Stored data entries

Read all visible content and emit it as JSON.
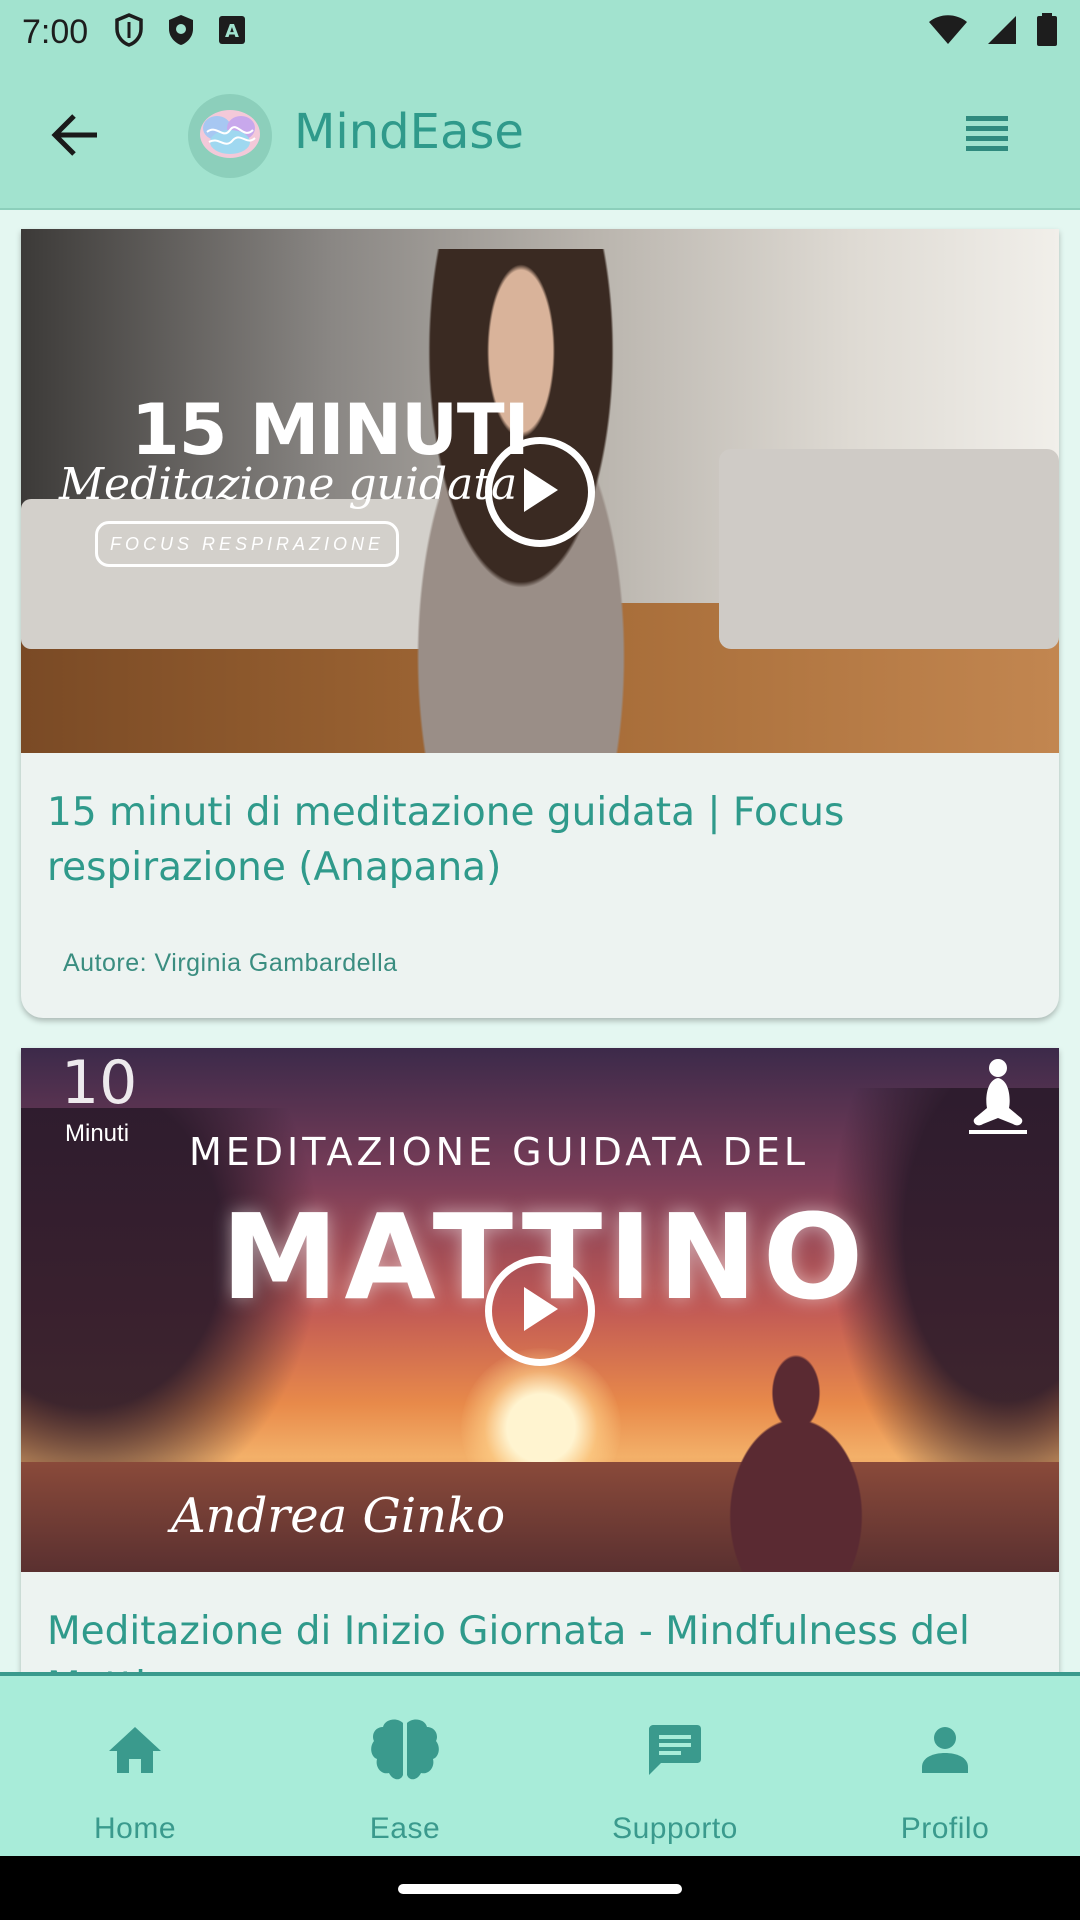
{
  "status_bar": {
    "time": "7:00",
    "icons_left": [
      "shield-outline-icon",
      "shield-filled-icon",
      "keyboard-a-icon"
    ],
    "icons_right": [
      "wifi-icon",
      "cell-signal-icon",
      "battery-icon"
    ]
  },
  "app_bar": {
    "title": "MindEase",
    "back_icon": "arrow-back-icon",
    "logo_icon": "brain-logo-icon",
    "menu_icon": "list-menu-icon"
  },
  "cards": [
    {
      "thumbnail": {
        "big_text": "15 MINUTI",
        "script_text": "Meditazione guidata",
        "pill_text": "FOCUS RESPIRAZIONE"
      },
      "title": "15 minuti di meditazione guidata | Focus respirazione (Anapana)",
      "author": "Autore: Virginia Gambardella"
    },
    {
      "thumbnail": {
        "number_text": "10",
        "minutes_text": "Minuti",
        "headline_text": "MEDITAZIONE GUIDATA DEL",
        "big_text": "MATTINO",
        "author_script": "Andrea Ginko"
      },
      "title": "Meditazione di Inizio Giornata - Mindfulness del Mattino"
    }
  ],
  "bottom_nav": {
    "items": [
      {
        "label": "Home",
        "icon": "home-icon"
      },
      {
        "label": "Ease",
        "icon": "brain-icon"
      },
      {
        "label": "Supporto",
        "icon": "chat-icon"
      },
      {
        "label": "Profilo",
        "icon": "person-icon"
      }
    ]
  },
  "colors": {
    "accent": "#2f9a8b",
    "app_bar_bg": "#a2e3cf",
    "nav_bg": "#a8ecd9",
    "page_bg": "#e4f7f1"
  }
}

— Work required —
Exactly how many lines contain "title"? State the number and nothing else.

— Worked solution —
3